■ **GOAL OF THE EXERCISE**: Pick out each line containing the string "side" and copy it.

-- start ENTRIES SUPPLIED --

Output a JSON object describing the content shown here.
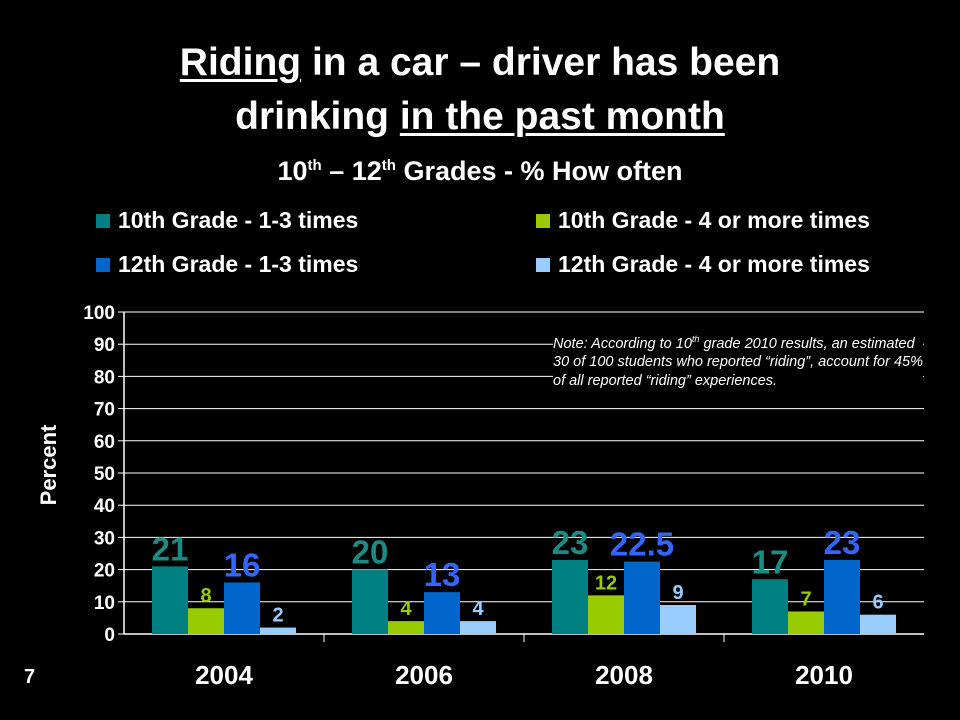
{
  "title": {
    "part1": "Riding",
    "part2": " in a car – driver has been",
    "part3": "drinking ",
    "part4": "in the past month",
    "sub_a": "10",
    "sub_sup1": "th",
    "sub_b": " – 12",
    "sub_sup2": "th",
    "sub_c": " Grades - % How often"
  },
  "note": {
    "a": "Note: According to 10",
    "sup": "th",
    "b": " grade 2010 results, an estimated 30 of 100 students who reported “riding”, account for 45% of all reported “riding” experiences."
  },
  "page_number": "7",
  "chart_data": {
    "type": "bar",
    "categories": [
      "2004",
      "2006",
      "2008",
      "2010"
    ],
    "series": [
      {
        "name": "10th Grade - 1-3 times",
        "color": "#008080",
        "label_color": "#1a8c86",
        "values": [
          21,
          20,
          23,
          17
        ]
      },
      {
        "name": "10th Grade - 4 or more times",
        "color": "#99cc00",
        "label_color": "#99cc00",
        "values": [
          8,
          4,
          12,
          7
        ]
      },
      {
        "name": "12th Grade - 1-3 times",
        "color": "#0066cc",
        "label_color": "#3366ff",
        "values": [
          16,
          13,
          22.5,
          23
        ]
      },
      {
        "name": "12th Grade - 4 or more times",
        "color": "#99ccff",
        "label_color": "#99ccff",
        "values": [
          2,
          4,
          9,
          6
        ]
      }
    ],
    "ylabel": "Percent",
    "xlabel": "",
    "ylim": [
      0,
      100
    ],
    "yticks": [
      0,
      10,
      20,
      30,
      40,
      50,
      60,
      70,
      80,
      90,
      100
    ],
    "grid": true,
    "legend_position": "top"
  }
}
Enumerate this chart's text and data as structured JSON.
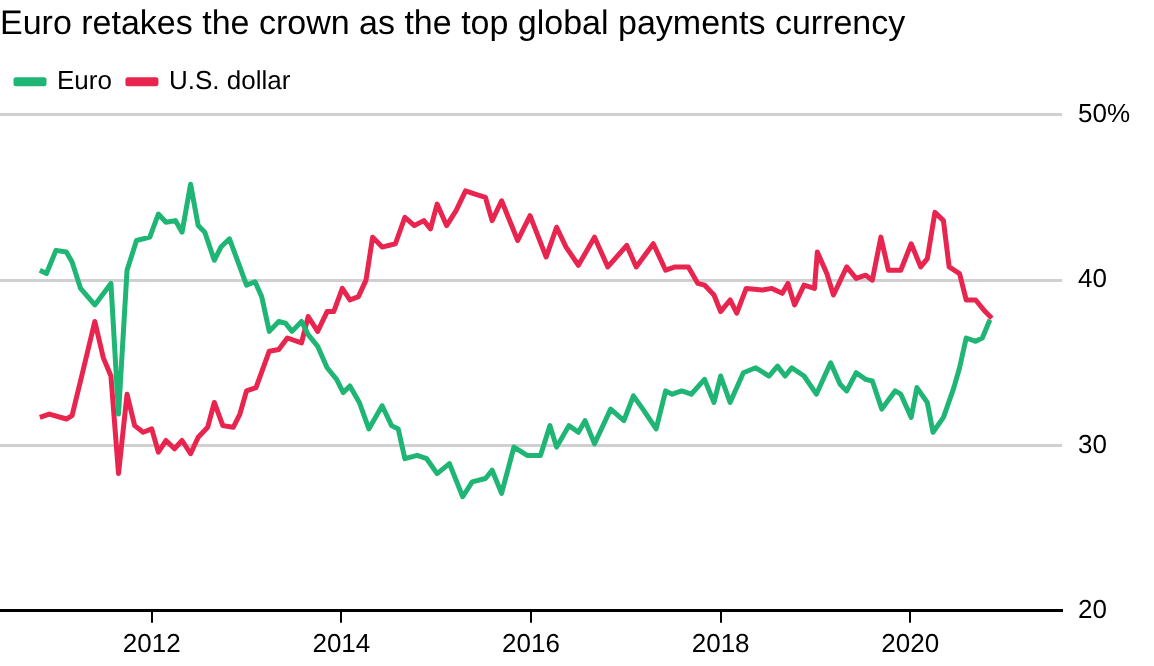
{
  "chart_data": {
    "type": "line",
    "title": "Euro retakes the crown as the top global payments currency",
    "xlim": [
      2010.4,
      2021.6
    ],
    "xticks": [
      2012,
      2014,
      2016,
      2018,
      2020
    ],
    "ylim": [
      20,
      50
    ],
    "yticks": [
      20,
      30,
      40,
      {
        "value": 50,
        "label": "50%"
      }
    ],
    "grid": "y",
    "legend": "top left",
    "marker": "none",
    "line_style": "solid",
    "series": [
      {
        "name": "Euro",
        "color": "#1fb574",
        "x": [
          2010.82,
          2010.89,
          2010.99,
          2011.1,
          2011.16,
          2011.25,
          2011.4,
          2011.57,
          2011.65,
          2011.74,
          2011.84,
          2011.98,
          2012.07,
          2012.15,
          2012.25,
          2012.32,
          2012.41,
          2012.49,
          2012.56,
          2012.66,
          2012.73,
          2012.82,
          2012.91,
          2013.0,
          2013.09,
          2013.16,
          2013.24,
          2013.34,
          2013.41,
          2013.48,
          2013.58,
          2013.65,
          2013.75,
          2013.85,
          2013.95,
          2014.02,
          2014.09,
          2014.19,
          2014.29,
          2014.43,
          2014.53,
          2014.6,
          2014.67,
          2014.8,
          2014.9,
          2015.01,
          2015.14,
          2015.28,
          2015.38,
          2015.52,
          2015.59,
          2015.69,
          2015.82,
          2015.96,
          2016.1,
          2016.2,
          2016.27,
          2016.4,
          2016.5,
          2016.57,
          2016.67,
          2016.84,
          2016.98,
          2017.08,
          2017.18,
          2017.32,
          2017.42,
          2017.49,
          2017.59,
          2017.69,
          2017.83,
          2017.93,
          2018.0,
          2018.1,
          2018.24,
          2018.37,
          2018.51,
          2018.6,
          2018.68,
          2018.75,
          2018.88,
          2019.01,
          2019.16,
          2019.26,
          2019.33,
          2019.43,
          2019.53,
          2019.6,
          2019.7,
          2019.84,
          2019.9,
          2020.01,
          2020.07,
          2020.18,
          2020.24,
          2020.35,
          2020.46,
          2020.52,
          2020.59,
          2020.69,
          2020.76,
          2020.84
        ],
        "values": [
          40.6,
          40.4,
          41.8,
          41.7,
          41.1,
          39.5,
          38.5,
          39.8,
          31.9,
          40.6,
          42.4,
          42.6,
          44.0,
          43.5,
          43.6,
          42.9,
          45.8,
          43.3,
          42.9,
          41.2,
          42.0,
          42.5,
          41.1,
          39.7,
          39.9,
          39.0,
          36.9,
          37.5,
          37.4,
          36.9,
          37.5,
          36.7,
          36.0,
          34.7,
          34.0,
          33.2,
          33.6,
          32.6,
          31.0,
          32.4,
          31.2,
          31.0,
          29.2,
          29.4,
          29.2,
          28.3,
          28.9,
          26.9,
          27.8,
          28.0,
          28.5,
          27.1,
          29.9,
          29.4,
          29.4,
          31.2,
          29.9,
          31.2,
          30.8,
          31.5,
          30.1,
          32.2,
          31.5,
          33.0,
          32.2,
          31.0,
          33.3,
          33.1,
          33.3,
          33.1,
          34.0,
          32.6,
          34.2,
          32.6,
          34.4,
          34.7,
          34.2,
          34.8,
          34.2,
          34.7,
          34.2,
          33.1,
          35.0,
          33.7,
          33.3,
          34.4,
          34.0,
          33.9,
          32.2,
          33.3,
          33.1,
          31.7,
          33.5,
          32.6,
          30.8,
          31.7,
          33.5,
          34.7,
          36.5,
          36.3,
          36.5,
          37.6
        ]
      },
      {
        "name": "U.S. dollar",
        "color": "#e8254f",
        "x": [
          2010.82,
          2010.92,
          2011.1,
          2011.16,
          2011.27,
          2011.4,
          2011.49,
          2011.57,
          2011.65,
          2011.74,
          2011.82,
          2011.91,
          2012.0,
          2012.07,
          2012.15,
          2012.24,
          2012.32,
          2012.41,
          2012.49,
          2012.59,
          2012.66,
          2012.75,
          2012.86,
          2012.93,
          2013.0,
          2013.1,
          2013.24,
          2013.34,
          2013.43,
          2013.58,
          2013.65,
          2013.75,
          2013.85,
          2013.92,
          2014.01,
          2014.09,
          2014.18,
          2014.26,
          2014.33,
          2014.43,
          2014.57,
          2014.67,
          2014.77,
          2014.87,
          2014.94,
          2015.01,
          2015.11,
          2015.21,
          2015.31,
          2015.41,
          2015.52,
          2015.59,
          2015.69,
          2015.86,
          2015.99,
          2016.16,
          2016.27,
          2016.37,
          2016.5,
          2016.67,
          2016.81,
          2017.01,
          2017.11,
          2017.29,
          2017.42,
          2017.52,
          2017.66,
          2017.76,
          2017.83,
          2017.93,
          2018.0,
          2018.1,
          2018.17,
          2018.27,
          2018.44,
          2018.54,
          2018.65,
          2018.71,
          2018.78,
          2018.88,
          2018.99,
          2019.02,
          2019.12,
          2019.19,
          2019.33,
          2019.43,
          2019.53,
          2019.6,
          2019.69,
          2019.77,
          2019.9,
          2020.01,
          2020.11,
          2020.18,
          2020.26,
          2020.35,
          2020.41,
          2020.52,
          2020.59,
          2020.69,
          2020.79,
          2020.86
        ],
        "values": [
          31.7,
          31.9,
          31.6,
          31.8,
          34.4,
          37.5,
          35.3,
          34.2,
          28.3,
          33.1,
          31.2,
          30.8,
          31.0,
          29.6,
          30.3,
          29.8,
          30.3,
          29.5,
          30.5,
          31.1,
          32.6,
          31.2,
          31.1,
          31.9,
          33.3,
          33.5,
          35.7,
          35.8,
          36.5,
          36.2,
          37.8,
          36.9,
          38.1,
          38.1,
          39.5,
          38.8,
          39.0,
          40.0,
          42.6,
          42.0,
          42.2,
          43.8,
          43.3,
          43.6,
          43.1,
          44.6,
          43.3,
          44.2,
          45.4,
          45.2,
          45.0,
          43.6,
          44.8,
          42.4,
          43.9,
          41.4,
          43.2,
          42.0,
          40.9,
          42.6,
          40.8,
          42.1,
          40.8,
          42.2,
          40.6,
          40.8,
          40.8,
          39.8,
          39.7,
          39.1,
          38.1,
          38.8,
          38.0,
          39.5,
          39.4,
          39.5,
          39.2,
          39.8,
          38.5,
          39.7,
          39.5,
          41.7,
          40.4,
          39.1,
          40.8,
          40.1,
          40.3,
          40.0,
          42.6,
          40.6,
          40.6,
          42.2,
          40.8,
          41.3,
          44.1,
          43.6,
          40.8,
          40.4,
          38.8,
          38.8,
          38.1,
          37.7
        ]
      }
    ]
  }
}
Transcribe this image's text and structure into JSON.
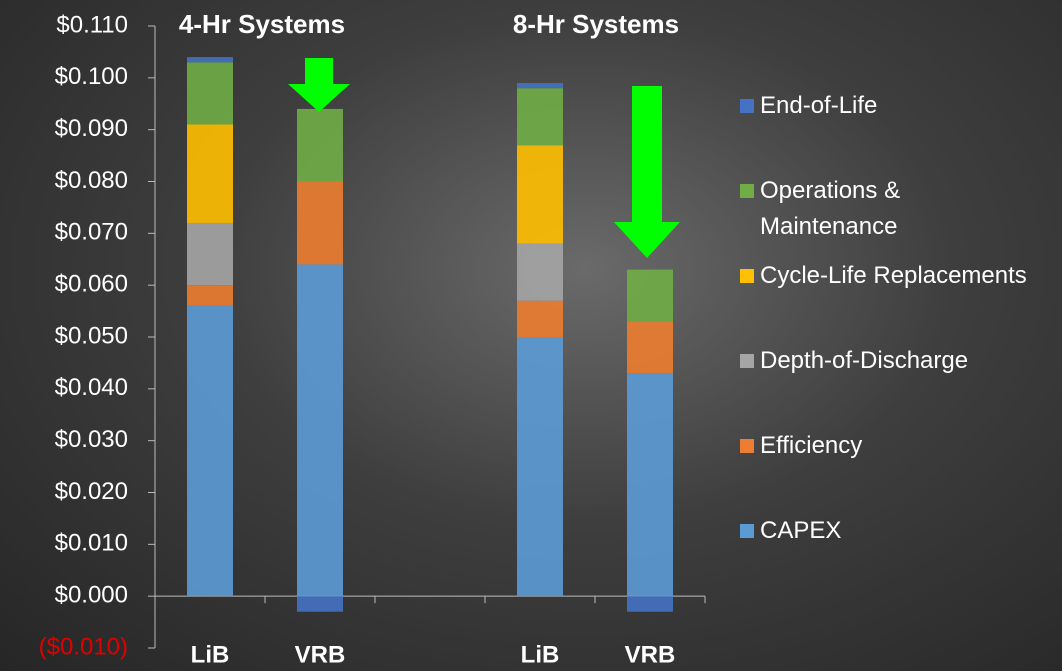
{
  "chart_data": {
    "type": "stacked_bar",
    "annotations": [
      "4-Hr Systems",
      "8-Hr Systems"
    ],
    "categories": [
      "LiB",
      "VRB",
      null,
      "LiB",
      "VRB"
    ],
    "series": [
      {
        "name": "CAPEX",
        "color": "#5b9bd5",
        "values": [
          0.056,
          0.064,
          null,
          0.05,
          0.043
        ]
      },
      {
        "name": "Efficiency",
        "color": "#ed7d31",
        "values": [
          0.004,
          0.016,
          null,
          0.007,
          0.01
        ]
      },
      {
        "name": "Depth-of-Discharge",
        "color": "#a5a5a5",
        "values": [
          0.012,
          0,
          null,
          0.011,
          0
        ]
      },
      {
        "name": "Cycle-Life Replacements",
        "color": "#ffc000",
        "values": [
          0.019,
          0,
          null,
          0.019,
          0
        ]
      },
      {
        "name": "Operations & Maintenance",
        "color": "#70ad47",
        "values": [
          0.012,
          0.014,
          null,
          0.011,
          0.01
        ]
      },
      {
        "name": "End-of-Life",
        "color": "#4472c4",
        "values": [
          0.001,
          -0.003,
          null,
          0.001,
          -0.003
        ]
      }
    ],
    "ylim": [
      -0.01,
      0.11
    ],
    "yticks": [
      {
        "value": -0.01,
        "label": "($0.010)"
      },
      {
        "value": 0,
        "label": "$0.000"
      },
      {
        "value": 0.01,
        "label": "$0.010"
      },
      {
        "value": 0.02,
        "label": "$0.020"
      },
      {
        "value": 0.03,
        "label": "$0.030"
      },
      {
        "value": 0.04,
        "label": "$0.040"
      },
      {
        "value": 0.05,
        "label": "$0.050"
      },
      {
        "value": 0.06,
        "label": "$0.060"
      },
      {
        "value": 0.07,
        "label": "$0.070"
      },
      {
        "value": 0.08,
        "label": "$0.080"
      },
      {
        "value": 0.09,
        "label": "$0.090"
      },
      {
        "value": 0.1,
        "label": "$0.100"
      },
      {
        "value": 0.11,
        "label": "$0.110"
      }
    ],
    "legend": "right"
  }
}
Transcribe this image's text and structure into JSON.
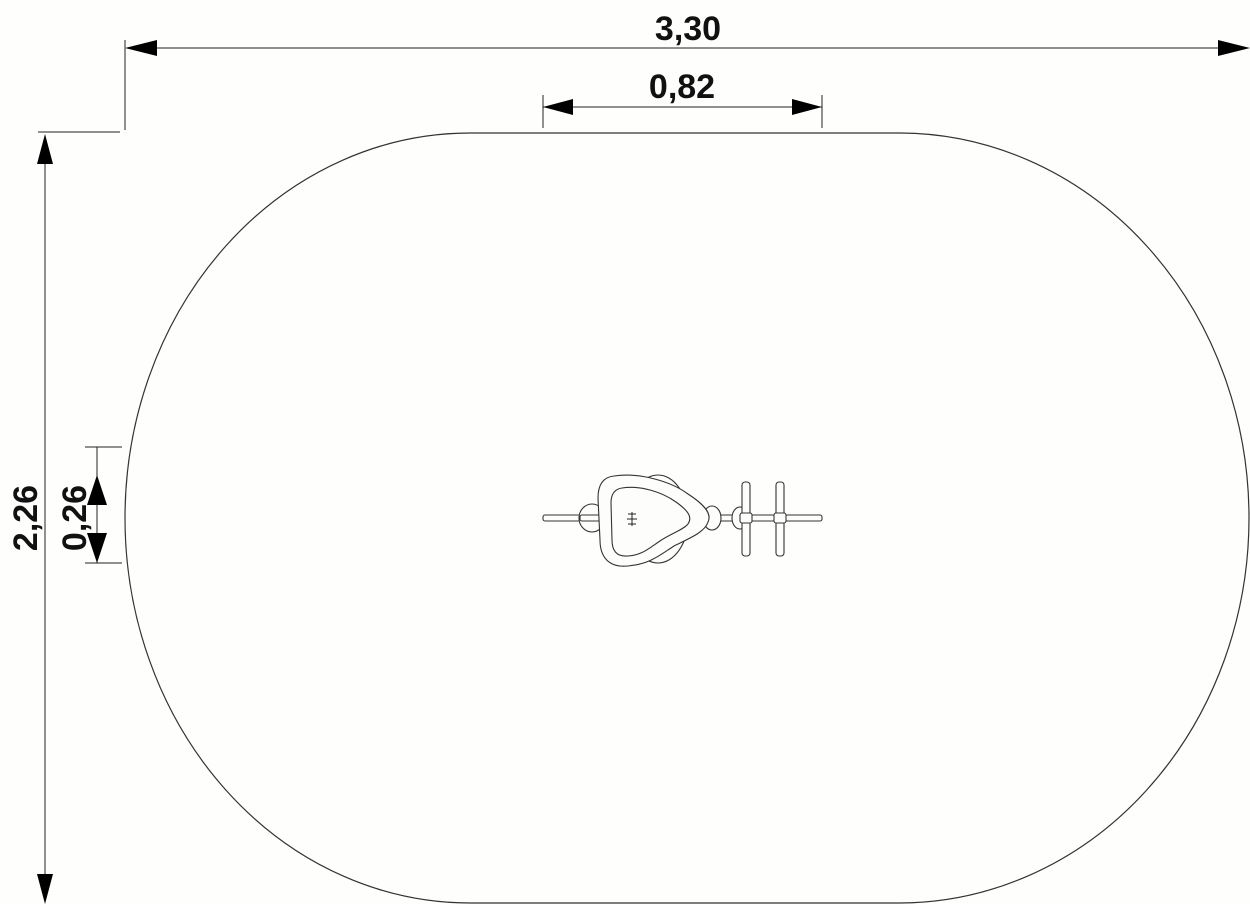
{
  "drawing": {
    "dimension_overall_width": "3,30",
    "dimension_inner_width": "0,82",
    "dimension_overall_height": "2,26",
    "dimension_inner_height": "0,26",
    "line_color": "#222222",
    "background_color": "#fefefc",
    "equipment_icon": "spring-rider-top-view-icon"
  }
}
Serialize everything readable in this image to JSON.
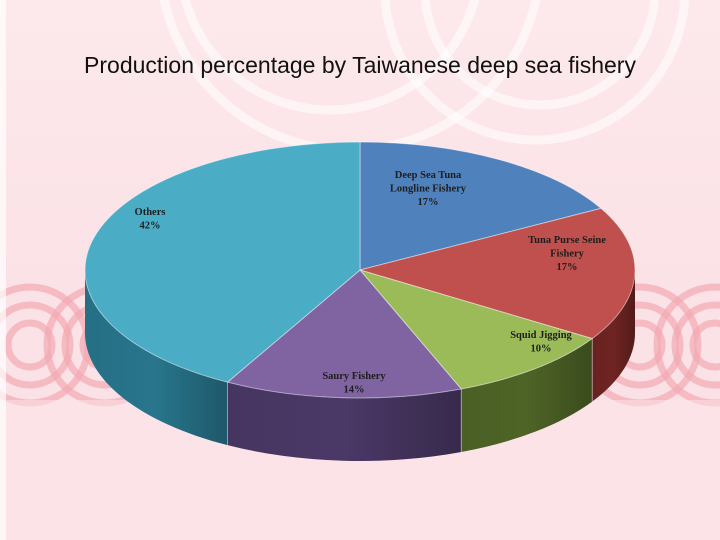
{
  "slide": {
    "title": "Production percentage by Taiwanese deep sea fishery"
  },
  "chart_data": {
    "type": "pie",
    "style": "3d",
    "title": "Production percentage by Taiwanese deep sea fishery",
    "slices": [
      {
        "label_lines": [
          "Deep Sea Tuna",
          "Longline Fishery",
          "17%"
        ],
        "name": "Deep Sea Tuna Longline Fishery",
        "value": 17,
        "color": "#4f81bd",
        "side": "#2f527c"
      },
      {
        "label_lines": [
          "Tuna Purse Seine",
          "Fishery",
          "17%"
        ],
        "name": "Tuna Purse Seine Fishery",
        "value": 17,
        "color": "#c0504d",
        "side": "#6e2422"
      },
      {
        "label_lines": [
          "Squid Jigging",
          "10%"
        ],
        "name": "Squid Jigging",
        "value": 10,
        "color": "#9bbb59",
        "side": "#4e6426"
      },
      {
        "label_lines": [
          "Saury Fishery",
          "14%"
        ],
        "name": "Saury Fishery",
        "value": 14,
        "color": "#8064a2",
        "side": "#4a3866"
      },
      {
        "label_lines": [
          "Others",
          "42%"
        ],
        "name": "Others",
        "value": 42,
        "color": "#4bacc6",
        "side": "#28758c"
      }
    ]
  }
}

-- end ENTRIES SUPPLIED --

■ **RESULT**:
        "side": "#2f527c"
        "side": "#6e2422"
        "side": "#4e6426"
        "side": "#4a3866"
        "side": "#28758c"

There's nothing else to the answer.